### [Goal]
Search the material and gather each line with "hoher" in it.

### [Information shown]
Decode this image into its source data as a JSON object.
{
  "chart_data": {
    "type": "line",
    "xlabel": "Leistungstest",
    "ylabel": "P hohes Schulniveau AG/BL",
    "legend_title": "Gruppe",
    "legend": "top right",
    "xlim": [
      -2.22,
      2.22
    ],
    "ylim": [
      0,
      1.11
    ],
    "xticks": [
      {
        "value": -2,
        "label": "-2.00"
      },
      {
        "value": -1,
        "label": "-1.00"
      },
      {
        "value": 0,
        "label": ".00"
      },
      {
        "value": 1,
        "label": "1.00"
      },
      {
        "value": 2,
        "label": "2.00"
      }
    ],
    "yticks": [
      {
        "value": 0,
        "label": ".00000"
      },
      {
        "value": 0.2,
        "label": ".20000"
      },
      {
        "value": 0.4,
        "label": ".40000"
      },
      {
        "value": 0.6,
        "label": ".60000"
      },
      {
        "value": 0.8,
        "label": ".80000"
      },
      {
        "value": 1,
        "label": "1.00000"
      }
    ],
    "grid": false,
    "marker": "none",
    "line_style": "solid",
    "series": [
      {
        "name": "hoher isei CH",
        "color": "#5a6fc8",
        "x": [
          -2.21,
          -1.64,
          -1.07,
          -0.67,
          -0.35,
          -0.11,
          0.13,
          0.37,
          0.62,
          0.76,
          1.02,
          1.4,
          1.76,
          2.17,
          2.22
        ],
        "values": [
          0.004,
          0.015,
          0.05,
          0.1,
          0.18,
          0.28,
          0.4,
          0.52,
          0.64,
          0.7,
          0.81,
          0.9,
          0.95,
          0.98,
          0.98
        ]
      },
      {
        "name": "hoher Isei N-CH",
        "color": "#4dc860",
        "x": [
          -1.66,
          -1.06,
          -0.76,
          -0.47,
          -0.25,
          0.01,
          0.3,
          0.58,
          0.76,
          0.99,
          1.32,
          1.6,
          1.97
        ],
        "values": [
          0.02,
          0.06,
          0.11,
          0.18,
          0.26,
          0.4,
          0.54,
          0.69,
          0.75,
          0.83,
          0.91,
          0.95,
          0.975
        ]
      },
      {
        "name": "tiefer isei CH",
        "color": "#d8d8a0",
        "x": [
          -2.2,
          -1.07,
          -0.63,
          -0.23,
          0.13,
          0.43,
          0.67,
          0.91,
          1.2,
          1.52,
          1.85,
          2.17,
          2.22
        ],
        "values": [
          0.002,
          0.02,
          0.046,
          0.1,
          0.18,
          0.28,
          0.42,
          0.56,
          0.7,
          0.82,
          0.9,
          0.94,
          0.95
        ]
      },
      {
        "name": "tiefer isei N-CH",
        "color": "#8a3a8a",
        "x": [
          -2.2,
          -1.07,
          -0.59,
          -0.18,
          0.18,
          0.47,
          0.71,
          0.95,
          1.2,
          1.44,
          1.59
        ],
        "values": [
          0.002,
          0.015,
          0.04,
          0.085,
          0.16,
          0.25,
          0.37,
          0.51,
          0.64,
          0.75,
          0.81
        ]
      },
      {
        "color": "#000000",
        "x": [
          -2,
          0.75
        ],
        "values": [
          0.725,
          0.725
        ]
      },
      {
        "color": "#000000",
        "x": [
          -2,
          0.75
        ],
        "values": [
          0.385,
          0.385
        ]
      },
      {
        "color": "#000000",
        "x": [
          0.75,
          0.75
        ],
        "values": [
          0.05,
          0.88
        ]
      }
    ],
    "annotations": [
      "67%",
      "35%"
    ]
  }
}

### [Output of the exercise]
        "name": "hoher isei CH",
        "name": "hoher Isei N-CH",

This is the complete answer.